Provided data ->
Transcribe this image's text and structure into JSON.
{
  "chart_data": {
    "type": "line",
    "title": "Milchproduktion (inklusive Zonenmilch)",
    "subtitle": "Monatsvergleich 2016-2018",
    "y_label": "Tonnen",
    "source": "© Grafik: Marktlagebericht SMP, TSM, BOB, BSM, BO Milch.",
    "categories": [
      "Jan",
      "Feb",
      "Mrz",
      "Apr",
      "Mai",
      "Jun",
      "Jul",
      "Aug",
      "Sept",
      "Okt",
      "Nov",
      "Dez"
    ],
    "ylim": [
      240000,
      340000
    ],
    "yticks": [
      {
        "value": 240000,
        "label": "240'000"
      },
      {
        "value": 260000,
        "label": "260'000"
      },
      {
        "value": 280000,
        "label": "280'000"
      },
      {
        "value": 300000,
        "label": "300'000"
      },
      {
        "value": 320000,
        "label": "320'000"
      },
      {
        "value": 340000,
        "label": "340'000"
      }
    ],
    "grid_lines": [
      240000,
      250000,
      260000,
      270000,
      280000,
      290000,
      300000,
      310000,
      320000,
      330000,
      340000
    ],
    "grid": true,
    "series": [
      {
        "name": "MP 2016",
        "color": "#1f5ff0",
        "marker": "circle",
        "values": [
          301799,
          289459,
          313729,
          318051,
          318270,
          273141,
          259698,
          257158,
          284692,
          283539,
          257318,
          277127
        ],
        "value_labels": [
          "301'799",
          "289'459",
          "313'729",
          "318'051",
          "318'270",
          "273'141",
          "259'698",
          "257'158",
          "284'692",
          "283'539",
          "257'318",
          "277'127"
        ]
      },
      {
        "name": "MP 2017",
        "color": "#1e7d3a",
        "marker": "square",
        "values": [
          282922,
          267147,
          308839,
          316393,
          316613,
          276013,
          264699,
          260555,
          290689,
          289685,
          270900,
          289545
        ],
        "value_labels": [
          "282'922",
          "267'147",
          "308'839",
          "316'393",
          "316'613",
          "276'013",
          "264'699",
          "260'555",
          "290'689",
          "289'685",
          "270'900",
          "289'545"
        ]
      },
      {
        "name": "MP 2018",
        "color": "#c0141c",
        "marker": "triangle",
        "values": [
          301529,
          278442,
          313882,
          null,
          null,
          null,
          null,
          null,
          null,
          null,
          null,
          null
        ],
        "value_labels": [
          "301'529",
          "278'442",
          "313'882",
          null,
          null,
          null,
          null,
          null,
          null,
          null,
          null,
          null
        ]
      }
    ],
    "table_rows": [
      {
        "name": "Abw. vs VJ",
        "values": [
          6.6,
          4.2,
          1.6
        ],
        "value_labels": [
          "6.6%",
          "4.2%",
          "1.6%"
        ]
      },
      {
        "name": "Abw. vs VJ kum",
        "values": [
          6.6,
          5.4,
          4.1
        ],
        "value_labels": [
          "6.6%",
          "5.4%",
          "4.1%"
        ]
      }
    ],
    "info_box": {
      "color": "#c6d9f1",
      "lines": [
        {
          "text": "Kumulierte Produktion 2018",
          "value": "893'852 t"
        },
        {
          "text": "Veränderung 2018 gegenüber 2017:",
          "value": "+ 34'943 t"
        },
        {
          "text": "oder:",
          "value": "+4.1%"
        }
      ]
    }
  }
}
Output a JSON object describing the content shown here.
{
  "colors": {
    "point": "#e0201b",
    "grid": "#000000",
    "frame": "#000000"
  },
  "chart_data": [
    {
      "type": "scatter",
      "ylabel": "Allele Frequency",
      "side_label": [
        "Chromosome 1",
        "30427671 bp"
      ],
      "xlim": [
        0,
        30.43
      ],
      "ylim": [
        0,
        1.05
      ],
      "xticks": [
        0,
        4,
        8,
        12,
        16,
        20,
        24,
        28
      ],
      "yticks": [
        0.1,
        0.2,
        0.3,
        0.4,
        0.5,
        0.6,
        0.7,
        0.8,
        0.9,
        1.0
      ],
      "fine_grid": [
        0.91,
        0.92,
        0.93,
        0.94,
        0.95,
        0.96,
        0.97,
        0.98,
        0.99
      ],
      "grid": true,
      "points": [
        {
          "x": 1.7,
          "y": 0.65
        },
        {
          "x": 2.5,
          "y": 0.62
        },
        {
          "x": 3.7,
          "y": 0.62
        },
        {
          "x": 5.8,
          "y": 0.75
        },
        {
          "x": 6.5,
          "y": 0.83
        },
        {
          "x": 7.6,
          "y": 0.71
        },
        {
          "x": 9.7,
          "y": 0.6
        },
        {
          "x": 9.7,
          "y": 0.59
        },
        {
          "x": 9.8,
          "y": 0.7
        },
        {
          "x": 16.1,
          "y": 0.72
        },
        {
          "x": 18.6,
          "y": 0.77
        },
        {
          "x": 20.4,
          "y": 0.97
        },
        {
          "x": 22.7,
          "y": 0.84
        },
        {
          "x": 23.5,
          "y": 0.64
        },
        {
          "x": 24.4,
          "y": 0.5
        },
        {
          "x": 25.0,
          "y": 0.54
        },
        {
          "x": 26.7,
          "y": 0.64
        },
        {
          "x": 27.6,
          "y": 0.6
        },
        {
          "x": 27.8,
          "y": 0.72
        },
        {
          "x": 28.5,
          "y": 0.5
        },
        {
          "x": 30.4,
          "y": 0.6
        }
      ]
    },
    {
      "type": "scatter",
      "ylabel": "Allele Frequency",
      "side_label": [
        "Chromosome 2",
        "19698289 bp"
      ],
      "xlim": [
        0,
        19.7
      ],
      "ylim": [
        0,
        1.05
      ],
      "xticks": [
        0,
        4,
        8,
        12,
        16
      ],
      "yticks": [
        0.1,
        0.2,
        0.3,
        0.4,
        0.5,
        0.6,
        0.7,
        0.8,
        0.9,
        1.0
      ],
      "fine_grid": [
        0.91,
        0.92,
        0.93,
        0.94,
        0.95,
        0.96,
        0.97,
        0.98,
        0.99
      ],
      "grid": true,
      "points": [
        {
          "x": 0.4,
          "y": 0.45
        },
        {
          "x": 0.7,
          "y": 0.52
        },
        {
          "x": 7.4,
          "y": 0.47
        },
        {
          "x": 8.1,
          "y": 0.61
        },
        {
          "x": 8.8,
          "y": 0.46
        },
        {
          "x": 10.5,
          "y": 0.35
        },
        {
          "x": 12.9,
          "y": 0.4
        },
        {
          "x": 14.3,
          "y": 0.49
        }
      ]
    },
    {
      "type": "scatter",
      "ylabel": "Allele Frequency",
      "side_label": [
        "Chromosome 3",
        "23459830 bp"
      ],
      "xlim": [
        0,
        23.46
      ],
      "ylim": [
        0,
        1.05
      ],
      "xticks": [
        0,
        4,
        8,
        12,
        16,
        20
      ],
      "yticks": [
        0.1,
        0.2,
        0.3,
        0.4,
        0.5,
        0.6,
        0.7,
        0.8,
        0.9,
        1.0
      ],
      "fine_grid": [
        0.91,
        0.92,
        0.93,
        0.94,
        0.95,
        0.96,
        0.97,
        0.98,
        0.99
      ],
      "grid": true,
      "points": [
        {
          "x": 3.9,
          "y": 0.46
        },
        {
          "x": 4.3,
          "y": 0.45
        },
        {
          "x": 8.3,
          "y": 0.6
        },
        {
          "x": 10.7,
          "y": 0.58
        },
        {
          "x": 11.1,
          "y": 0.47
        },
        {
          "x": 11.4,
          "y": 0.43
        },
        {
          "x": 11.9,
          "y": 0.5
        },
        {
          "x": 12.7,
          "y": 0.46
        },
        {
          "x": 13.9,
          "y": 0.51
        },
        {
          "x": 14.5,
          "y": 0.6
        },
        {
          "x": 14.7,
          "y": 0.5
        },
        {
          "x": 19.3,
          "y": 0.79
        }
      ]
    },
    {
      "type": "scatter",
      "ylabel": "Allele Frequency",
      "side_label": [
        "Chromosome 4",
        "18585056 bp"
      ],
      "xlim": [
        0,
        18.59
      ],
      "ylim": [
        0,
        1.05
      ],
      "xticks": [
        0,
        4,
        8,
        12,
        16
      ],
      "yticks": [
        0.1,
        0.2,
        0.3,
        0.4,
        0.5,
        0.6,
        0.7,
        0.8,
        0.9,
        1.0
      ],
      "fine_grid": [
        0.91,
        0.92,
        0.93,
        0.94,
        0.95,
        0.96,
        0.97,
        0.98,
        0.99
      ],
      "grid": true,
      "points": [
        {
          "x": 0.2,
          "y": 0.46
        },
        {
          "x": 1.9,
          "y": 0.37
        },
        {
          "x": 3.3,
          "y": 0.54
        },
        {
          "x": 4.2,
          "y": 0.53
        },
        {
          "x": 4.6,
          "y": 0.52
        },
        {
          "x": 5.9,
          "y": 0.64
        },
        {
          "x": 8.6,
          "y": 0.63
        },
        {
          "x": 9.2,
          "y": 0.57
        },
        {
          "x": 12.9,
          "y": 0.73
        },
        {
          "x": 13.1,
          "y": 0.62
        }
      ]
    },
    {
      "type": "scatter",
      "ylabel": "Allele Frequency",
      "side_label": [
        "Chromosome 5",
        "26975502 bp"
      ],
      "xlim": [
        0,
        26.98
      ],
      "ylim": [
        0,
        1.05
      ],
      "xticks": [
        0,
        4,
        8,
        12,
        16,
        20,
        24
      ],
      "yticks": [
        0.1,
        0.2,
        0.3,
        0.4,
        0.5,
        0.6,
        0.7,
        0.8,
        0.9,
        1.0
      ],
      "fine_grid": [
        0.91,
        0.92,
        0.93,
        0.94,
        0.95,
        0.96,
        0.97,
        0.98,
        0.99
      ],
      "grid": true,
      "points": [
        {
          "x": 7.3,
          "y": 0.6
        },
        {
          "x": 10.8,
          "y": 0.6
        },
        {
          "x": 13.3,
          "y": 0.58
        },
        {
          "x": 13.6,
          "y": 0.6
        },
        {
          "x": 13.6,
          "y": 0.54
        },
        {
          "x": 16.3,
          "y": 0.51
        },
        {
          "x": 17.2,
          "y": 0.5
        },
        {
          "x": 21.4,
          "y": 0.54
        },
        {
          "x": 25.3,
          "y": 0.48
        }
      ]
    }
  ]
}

Required work -> Collect each line of the entries that has the word "text", copying it in full.

Answer in full ->
Transcribe this image's text and structure into JSON.
          "text": "Kumulierte Produktion 2018",
          "text": "Veränderung 2018 gegenüber 2017:",
          "text": "oder:",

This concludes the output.